**PROBLEM STATEMENT:** Reproduce all records exactly.

###

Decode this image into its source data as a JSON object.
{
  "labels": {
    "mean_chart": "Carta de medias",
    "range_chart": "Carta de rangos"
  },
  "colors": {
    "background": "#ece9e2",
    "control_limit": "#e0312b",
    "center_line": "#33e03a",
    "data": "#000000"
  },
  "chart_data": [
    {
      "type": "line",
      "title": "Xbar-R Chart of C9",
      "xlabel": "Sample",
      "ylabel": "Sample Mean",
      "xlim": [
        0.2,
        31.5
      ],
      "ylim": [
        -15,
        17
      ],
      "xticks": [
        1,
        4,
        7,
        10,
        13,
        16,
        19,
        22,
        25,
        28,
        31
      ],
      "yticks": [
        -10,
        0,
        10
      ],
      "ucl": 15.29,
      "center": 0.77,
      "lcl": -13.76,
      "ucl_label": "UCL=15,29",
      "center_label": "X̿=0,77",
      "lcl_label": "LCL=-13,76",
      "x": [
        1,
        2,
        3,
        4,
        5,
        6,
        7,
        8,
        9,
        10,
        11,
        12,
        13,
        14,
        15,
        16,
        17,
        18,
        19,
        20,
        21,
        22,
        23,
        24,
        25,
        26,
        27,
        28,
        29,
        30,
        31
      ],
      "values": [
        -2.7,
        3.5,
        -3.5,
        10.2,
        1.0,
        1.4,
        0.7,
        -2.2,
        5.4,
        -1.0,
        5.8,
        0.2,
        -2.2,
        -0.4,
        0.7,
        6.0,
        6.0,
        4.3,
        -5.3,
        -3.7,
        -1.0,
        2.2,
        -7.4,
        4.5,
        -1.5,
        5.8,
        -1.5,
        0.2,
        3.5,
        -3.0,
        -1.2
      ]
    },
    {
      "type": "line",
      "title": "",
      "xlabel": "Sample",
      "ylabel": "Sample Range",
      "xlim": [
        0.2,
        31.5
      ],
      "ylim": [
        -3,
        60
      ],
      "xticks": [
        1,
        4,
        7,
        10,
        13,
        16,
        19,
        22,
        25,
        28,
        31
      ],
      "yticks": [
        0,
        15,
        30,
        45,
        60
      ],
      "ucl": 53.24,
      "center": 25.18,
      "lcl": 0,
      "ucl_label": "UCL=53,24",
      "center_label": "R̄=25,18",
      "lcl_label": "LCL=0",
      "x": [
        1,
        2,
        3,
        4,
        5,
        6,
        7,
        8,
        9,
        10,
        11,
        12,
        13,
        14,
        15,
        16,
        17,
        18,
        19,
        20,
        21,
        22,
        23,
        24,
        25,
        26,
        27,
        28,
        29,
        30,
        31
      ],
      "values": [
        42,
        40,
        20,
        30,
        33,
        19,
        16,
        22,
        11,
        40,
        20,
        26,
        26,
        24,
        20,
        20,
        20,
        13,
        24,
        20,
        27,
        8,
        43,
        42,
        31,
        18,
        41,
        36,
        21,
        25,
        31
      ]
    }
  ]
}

###

**TASK OUTPUT:**
Decode this image into its source data as a JSON object.
{
  "labels": {
    "mean_chart": "Carta de medias",
    "range_chart": "Carta de rangos"
  },
  "colors": {
    "background": "#ece9e2",
    "control_limit": "#e0312b",
    "center_line": "#33e03a",
    "data": "#000000"
  },
  "chart_data": [
    {
      "type": "line",
      "title": "Xbar-R Chart of C9",
      "xlabel": "Sample",
      "ylabel": "Sample Mean",
      "xlim": [
        0.2,
        31.5
      ],
      "ylim": [
        -15,
        17
      ],
      "xticks": [
        1,
        4,
        7,
        10,
        13,
        16,
        19,
        22,
        25,
        28,
        31
      ],
      "yticks": [
        -10,
        0,
        10
      ],
      "ucl": 15.29,
      "center": 0.77,
      "lcl": -13.76,
      "ucl_label": "UCL=15,29",
      "center_label": "X̿=0,77",
      "lcl_label": "LCL=-13,76",
      "x": [
        1,
        2,
        3,
        4,
        5,
        6,
        7,
        8,
        9,
        10,
        11,
        12,
        13,
        14,
        15,
        16,
        17,
        18,
        19,
        20,
        21,
        22,
        23,
        24,
        25,
        26,
        27,
        28,
        29,
        30,
        31
      ],
      "values": [
        -2.7,
        3.5,
        -3.5,
        10.2,
        1.0,
        1.4,
        0.7,
        -2.2,
        5.4,
        -1.0,
        5.8,
        0.2,
        -2.2,
        -0.4,
        0.7,
        6.0,
        6.0,
        4.3,
        -5.3,
        -3.7,
        -1.0,
        2.2,
        -7.4,
        4.5,
        -1.5,
        5.8,
        -1.5,
        0.2,
        3.5,
        -3.0,
        -1.2
      ]
    },
    {
      "type": "line",
      "title": "",
      "xlabel": "Sample",
      "ylabel": "Sample Range",
      "xlim": [
        0.2,
        31.5
      ],
      "ylim": [
        -3,
        60
      ],
      "xticks": [
        1,
        4,
        7,
        10,
        13,
        16,
        19,
        22,
        25,
        28,
        31
      ],
      "yticks": [
        0,
        15,
        30,
        45,
        60
      ],
      "ucl": 53.24,
      "center": 25.18,
      "lcl": 0,
      "ucl_label": "UCL=53,24",
      "center_label": "R̄=25,18",
      "lcl_label": "LCL=0",
      "x": [
        1,
        2,
        3,
        4,
        5,
        6,
        7,
        8,
        9,
        10,
        11,
        12,
        13,
        14,
        15,
        16,
        17,
        18,
        19,
        20,
        21,
        22,
        23,
        24,
        25,
        26,
        27,
        28,
        29,
        30,
        31
      ],
      "values": [
        42,
        40,
        20,
        30,
        33,
        19,
        16,
        22,
        11,
        40,
        20,
        26,
        26,
        24,
        20,
        20,
        20,
        13,
        24,
        20,
        27,
        8,
        43,
        42,
        31,
        18,
        41,
        36,
        21,
        25,
        31
      ]
    }
  ]
}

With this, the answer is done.